━━━━━ Records shown ━━━━━
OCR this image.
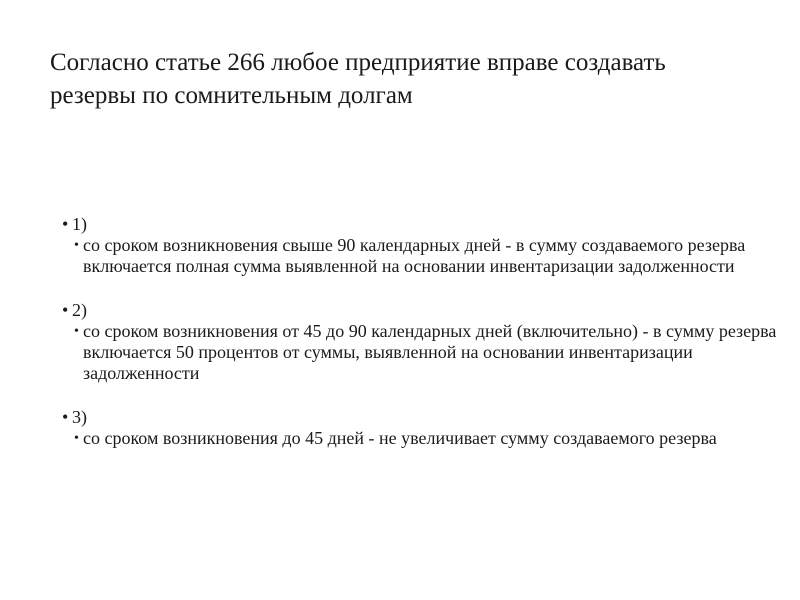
Согласно статье 266 любое предприятие вправе создавать резервы по сомнительным долгам
• 1)
• со сроком возникновения свыше 90 календарных дней - в сумму создаваемого резерва включается полная сумма выявленной на основании инвентаризации задолженности
• 2)
• со сроком возникновения от 45 до 90 календарных дней (включительно) - в сумму резерва включается 50 процентов от суммы, выявленной на основании инвентаризации задолженности
• 3)
• со сроком возникновения до 45 дней - не увеличивает сумму создаваемого резерва
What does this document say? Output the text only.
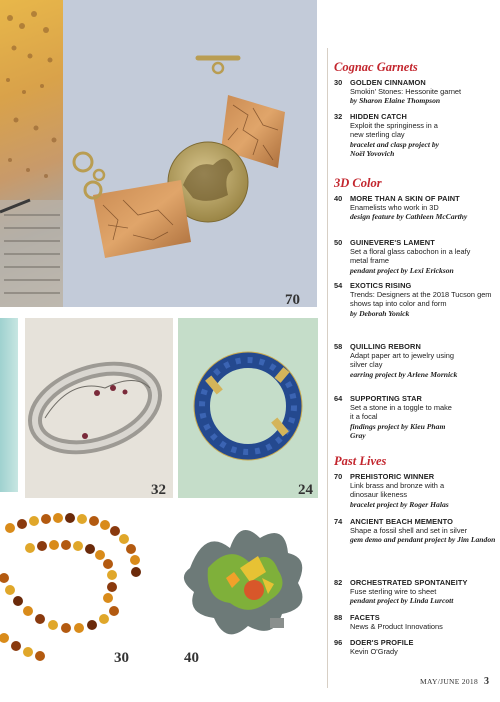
70
32	24
30	40
Cognac Garnets
30 GOLDEN CINNAMON
Smokin' Stones: Hessonite garnet
by Sharon Elaine Thompson
32 HIDDEN CATCH
Exploit the springiness in a new sterling clay
bracelet and clasp project by Noël Yovovich
3D Color
40 MORE THAN A SKIN OF PAINT
Enamelists who work in 3D
design feature by Cathleen McCarthy
50 GUINEVERE'S LAMENT
Set a floral glass cabochon in a leafy metal frame
pendant project by Lexi Erickson
54 EXOTICS RISING
Trends: Designers at the 2018 Tucson gem shows tap into color and form
by Deborah Yonick
58 QUILLING REBORN
Adapt paper art to jewelry using silver clay
earring project by Arlene Mornick
64 SUPPORTING STAR
Set a stone in a toggle to make it a focal
findings project by Kieu Pham Gray
Past Lives
70 PREHISTORIC WINNER
Link brass and bronze with a dinosaur likeness
bracelet project by Roger Halas
74 ANCIENT BEACH MEMENTO
Shape a fossil shell and set in silver
gem demo and pendant project by Jim Landon
82 ORCHESTRATED SPONTANEITY
Fuse sterling wire to sheet
pendant project by Linda Lurcott
88 FACETS
News & Product Innovations
96 DOER'S PROFILE
Kevin O'Grady
MAY/JUNE 2018 3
━━━━━
Scan the records above for the string "silver", then report every line that contains it.

Adapt paper art to jewelry using silver clay
Shape a fossil shell and set in silver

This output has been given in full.